── EXERCISE MATERIALS

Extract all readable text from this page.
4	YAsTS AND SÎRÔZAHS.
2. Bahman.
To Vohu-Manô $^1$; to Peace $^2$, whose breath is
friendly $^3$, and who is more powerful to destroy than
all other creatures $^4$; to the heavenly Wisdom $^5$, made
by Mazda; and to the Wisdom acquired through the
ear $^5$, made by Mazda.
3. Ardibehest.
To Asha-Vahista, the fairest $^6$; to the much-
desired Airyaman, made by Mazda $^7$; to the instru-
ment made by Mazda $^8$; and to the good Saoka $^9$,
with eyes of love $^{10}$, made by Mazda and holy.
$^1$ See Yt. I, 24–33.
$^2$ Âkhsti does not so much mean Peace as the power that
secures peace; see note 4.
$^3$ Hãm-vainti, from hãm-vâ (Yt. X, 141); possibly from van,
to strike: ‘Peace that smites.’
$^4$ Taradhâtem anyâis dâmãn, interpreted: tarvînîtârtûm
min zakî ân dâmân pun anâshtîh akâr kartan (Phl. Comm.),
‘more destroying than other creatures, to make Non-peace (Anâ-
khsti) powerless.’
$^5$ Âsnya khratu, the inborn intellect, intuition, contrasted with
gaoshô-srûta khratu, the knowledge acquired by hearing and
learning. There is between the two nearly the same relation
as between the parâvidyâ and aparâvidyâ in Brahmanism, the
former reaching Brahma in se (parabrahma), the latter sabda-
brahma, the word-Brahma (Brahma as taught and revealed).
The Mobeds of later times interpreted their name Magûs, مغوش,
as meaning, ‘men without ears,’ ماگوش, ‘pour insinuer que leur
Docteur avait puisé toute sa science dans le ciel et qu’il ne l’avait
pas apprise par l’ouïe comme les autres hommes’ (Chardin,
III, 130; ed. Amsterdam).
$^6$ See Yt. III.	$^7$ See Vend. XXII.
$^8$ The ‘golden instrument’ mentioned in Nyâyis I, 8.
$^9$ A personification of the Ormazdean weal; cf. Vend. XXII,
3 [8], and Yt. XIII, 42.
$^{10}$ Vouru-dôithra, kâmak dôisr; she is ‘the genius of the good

────

Write all of the records out again exactly.

*EXERCISE SOLUTION*:
Extract all readable text from this page.
4	YAsTS AND SÎRÔZAHS.
2. Bahman.
To Vohu-Manô $^1$; to Peace $^2$, whose breath is
friendly $^3$, and who is more powerful to destroy than
all other creatures $^4$; to the heavenly Wisdom $^5$, made
by Mazda; and to the Wisdom acquired through the
ear $^5$, made by Mazda.
3. Ardibehest.
To Asha-Vahista, the fairest $^6$; to the much-
desired Airyaman, made by Mazda $^7$; to the instru-
ment made by Mazda $^8$; and to the good Saoka $^9$,
with eyes of love $^{10}$, made by Mazda and holy.
$^1$ See Yt. I, 24–33.
$^2$ Âkhsti does not so much mean Peace as the power that
secures peace; see note 4.
$^3$ Hãm-vainti, from hãm-vâ (Yt. X, 141); possibly from van,
to strike: ‘Peace that smites.’
$^4$ Taradhâtem anyâis dâmãn, interpreted: tarvînîtârtûm
min zakî ân dâmân pun anâshtîh akâr kartan (Phl. Comm.),
‘more destroying than other creatures, to make Non-peace (Anâ-
khsti) powerless.’
$^5$ Âsnya khratu, the inborn intellect, intuition, contrasted with
gaoshô-srûta khratu, the knowledge acquired by hearing and
learning. There is between the two nearly the same relation
as between the parâvidyâ and aparâvidyâ in Brahmanism, the
former reaching Brahma in se (parabrahma), the latter sabda-
brahma, the word-Brahma (Brahma as taught and revealed).
The Mobeds of later times interpreted their name Magûs, مغوش,
as meaning, ‘men without ears,’ ماگوش, ‘pour insinuer que leur
Docteur avait puisé toute sa science dans le ciel et qu’il ne l’avait
pas apprise par l’ouïe comme les autres hommes’ (Chardin,
III, 130; ed. Amsterdam).
$^6$ See Yt. III.	$^7$ See Vend. XXII.
$^8$ The ‘golden instrument’ mentioned in Nyâyis I, 8.
$^9$ A personification of the Ormazdean weal; cf. Vend. XXII,
3 [8], and Yt. XIII, 42.
$^{10}$ Vouru-dôithra, kâmak dôisr; she is ‘the genius of the good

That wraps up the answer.